Source:

— Start —

Gayatri Gopinath (PhD UC-Davis)
“Queer Regions: Locating Lesbians in Ligy Pullappally’s The Journey” - March 22, 2007, HIG Auditorium 7pm

This paper explores the possibility of a trans-regional analysis of gender and sexuality, one that maps the lines of connection between different locations in the global South. Such an analysis would challenge a model of a “global gay” subject who is imagined as always and everywhere male, elite, urban and cosmopolitan. Shifting our critical lens from the gay male public cultures of the global city – such as Mumbai, Delhi, London or New York – to non-metropolitan locations allows us to foreground those spaces and bodies that are elided within dominant narratives of global gayness. The 2004 film The Journey, by Indian American director Ligy Pullappally, provides us with a useful point of departure from which to consider the uses of thinking about queer desire in relation to the notion of the region. Filmed entirely in the South Indian language Malayalam, The Journey depicts a burgeoning love affair between two school girls growing up in a small town in rural South India, and was screened at film festivals both in India and in the US to critical acclaim. Not since Deepa Mehta’s Fire (1996) has a feature film set within India dealt so explicitly with the theme of lesbian desire. The vastly different responses to each film forces us to consider the different meanings and effects of a regionally inflected representation of queer female desire (The Journey), as opposed to that which is quite clearly marked as (anti)national (Fire). As such, The Journey raises interesting questions around the discursive production of both queerness and regionalism within both national and transnational contexts.

Gayatri Gopinath is Associate Professor of Women and Gender Studies at the University of California at Davis. She received her Ph.D. in English and Comparative Literature from Columbia University, and is the author of Impossible Desires: Queer Diasporas and South Asian Public Cultures (Duke, 2005). Her work on sexuality, gender, and South Asian diasporic literature, film, and popular music has appeared in the journals GLQ, Positions, and Diaspora, as well as in the anthologies Theorizing Diaspora: A Reader, eds. Jana Evans Braziel and Anita Mannur (Blackwell, 2003), Queer Globalizations: Citizenship, Sexualities, and the Afterlife of Colonialism, eds. Arnaldo Cruz Malave and Martin Manalansan (NYU Press, 2002), and Burning Down the House: Recycling Domesticity, ed. Rosemary M. George (Westview Press, 1998).

— End —

Prompt:
Translate this sentence from the talk abstract into Spanish: "Not since Deepa Mehta’s Fire (1996) has a feature film set within India dealt so explicitly with the theme of lesbian desire."

Provided information:
— Start —

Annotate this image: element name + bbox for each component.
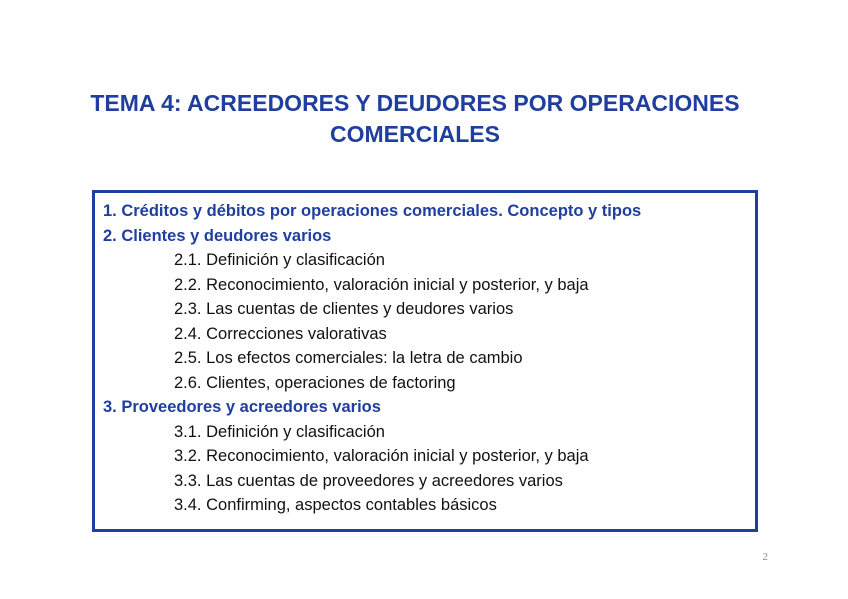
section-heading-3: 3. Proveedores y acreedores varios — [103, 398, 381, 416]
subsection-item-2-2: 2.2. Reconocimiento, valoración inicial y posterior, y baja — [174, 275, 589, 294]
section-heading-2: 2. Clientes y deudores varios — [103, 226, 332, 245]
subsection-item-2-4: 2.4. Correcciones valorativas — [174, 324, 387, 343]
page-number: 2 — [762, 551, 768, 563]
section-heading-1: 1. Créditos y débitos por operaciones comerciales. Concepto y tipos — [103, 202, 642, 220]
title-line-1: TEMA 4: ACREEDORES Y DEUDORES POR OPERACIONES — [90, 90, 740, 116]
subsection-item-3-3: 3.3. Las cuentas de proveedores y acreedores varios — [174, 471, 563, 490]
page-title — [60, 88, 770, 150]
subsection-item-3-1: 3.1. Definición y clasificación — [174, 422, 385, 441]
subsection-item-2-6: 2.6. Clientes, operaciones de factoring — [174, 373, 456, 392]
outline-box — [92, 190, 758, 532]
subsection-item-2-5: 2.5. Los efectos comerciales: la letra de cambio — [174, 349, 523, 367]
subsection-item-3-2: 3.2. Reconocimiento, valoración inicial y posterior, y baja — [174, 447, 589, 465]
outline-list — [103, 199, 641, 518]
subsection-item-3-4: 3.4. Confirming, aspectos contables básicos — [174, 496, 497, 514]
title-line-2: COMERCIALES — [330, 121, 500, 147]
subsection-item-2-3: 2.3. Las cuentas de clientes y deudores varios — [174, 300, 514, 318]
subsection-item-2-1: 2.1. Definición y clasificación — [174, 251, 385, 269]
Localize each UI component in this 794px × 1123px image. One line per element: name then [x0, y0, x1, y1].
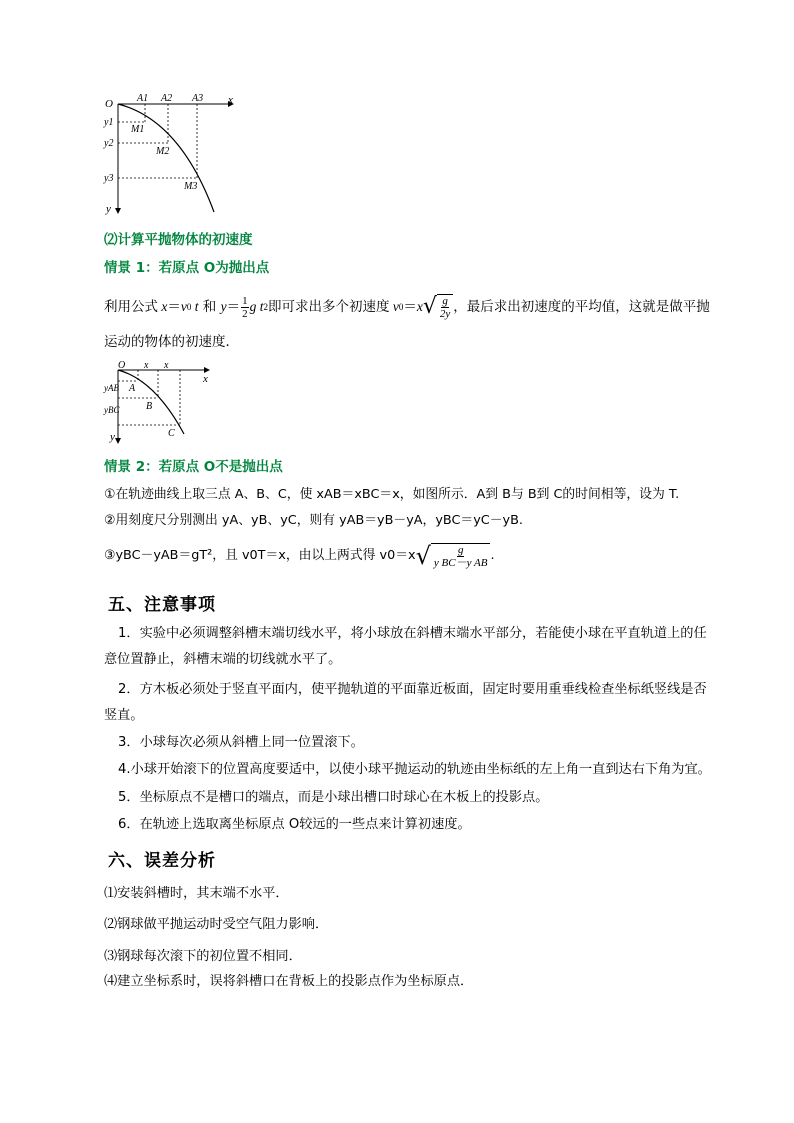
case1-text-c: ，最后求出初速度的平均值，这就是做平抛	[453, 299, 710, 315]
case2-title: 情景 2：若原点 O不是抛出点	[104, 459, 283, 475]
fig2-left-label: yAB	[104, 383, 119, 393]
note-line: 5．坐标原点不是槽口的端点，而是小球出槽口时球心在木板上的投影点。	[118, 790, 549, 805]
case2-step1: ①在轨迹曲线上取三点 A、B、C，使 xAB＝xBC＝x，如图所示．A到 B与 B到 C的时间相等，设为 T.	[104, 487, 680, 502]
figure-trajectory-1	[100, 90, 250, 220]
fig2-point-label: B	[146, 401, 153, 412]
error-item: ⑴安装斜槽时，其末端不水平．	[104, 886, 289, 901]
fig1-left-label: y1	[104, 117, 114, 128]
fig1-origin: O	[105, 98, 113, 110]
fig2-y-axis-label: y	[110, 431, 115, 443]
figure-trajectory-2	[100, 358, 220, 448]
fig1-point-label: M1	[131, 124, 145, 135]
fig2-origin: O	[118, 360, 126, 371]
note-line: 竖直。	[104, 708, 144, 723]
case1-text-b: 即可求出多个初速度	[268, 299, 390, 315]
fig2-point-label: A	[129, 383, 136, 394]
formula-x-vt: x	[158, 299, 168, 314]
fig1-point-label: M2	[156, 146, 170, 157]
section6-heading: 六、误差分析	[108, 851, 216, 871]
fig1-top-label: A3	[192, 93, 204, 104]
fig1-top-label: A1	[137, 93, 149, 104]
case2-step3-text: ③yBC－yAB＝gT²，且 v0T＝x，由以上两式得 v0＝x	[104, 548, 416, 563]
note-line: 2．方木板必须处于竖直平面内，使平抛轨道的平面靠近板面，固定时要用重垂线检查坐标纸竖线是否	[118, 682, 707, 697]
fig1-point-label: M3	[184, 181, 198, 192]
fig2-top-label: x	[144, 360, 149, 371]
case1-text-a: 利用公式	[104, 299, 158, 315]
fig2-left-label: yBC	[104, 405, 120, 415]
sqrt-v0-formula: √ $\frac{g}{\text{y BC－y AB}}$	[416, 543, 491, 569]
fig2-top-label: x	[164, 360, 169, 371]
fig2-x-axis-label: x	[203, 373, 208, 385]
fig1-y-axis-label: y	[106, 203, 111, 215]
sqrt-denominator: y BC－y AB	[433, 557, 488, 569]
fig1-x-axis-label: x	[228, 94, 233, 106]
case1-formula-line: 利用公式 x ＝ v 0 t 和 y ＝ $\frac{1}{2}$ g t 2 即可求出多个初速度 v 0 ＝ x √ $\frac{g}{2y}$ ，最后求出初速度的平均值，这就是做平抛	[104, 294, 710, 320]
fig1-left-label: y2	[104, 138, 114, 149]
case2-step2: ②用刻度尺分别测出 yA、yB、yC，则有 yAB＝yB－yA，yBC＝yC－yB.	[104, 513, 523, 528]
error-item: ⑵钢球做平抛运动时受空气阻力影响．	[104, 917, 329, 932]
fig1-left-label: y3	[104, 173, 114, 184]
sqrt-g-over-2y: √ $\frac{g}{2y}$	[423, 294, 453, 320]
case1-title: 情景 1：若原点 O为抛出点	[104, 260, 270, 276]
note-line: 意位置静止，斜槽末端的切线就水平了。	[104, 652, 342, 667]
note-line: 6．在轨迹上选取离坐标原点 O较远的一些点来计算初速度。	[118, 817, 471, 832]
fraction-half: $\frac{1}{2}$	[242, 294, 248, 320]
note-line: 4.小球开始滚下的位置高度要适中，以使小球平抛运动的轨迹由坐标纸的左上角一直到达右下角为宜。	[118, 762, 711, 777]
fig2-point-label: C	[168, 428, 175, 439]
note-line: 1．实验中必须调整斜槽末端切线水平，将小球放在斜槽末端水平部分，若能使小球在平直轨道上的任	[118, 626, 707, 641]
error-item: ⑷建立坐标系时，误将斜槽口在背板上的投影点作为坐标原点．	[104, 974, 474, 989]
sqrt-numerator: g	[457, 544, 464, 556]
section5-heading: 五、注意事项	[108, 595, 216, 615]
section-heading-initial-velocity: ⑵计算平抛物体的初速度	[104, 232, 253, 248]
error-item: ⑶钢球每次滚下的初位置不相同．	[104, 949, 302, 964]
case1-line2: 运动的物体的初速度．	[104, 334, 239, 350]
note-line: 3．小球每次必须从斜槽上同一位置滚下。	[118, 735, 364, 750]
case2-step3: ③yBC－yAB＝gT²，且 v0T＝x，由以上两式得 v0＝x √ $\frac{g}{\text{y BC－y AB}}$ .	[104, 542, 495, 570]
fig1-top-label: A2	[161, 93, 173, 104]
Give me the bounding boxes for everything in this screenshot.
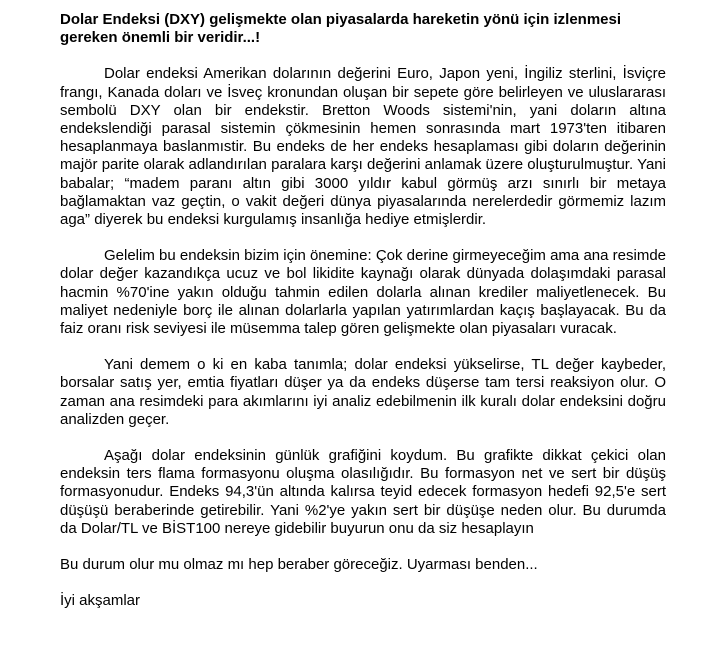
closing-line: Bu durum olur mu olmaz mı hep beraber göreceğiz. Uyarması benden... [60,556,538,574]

— End —

Task result:
Desde Fire (1996), de Deepa Mehta, ningún largometraje ambientado en la India había tratado de forma tan explícita el tema del deseo lésbico.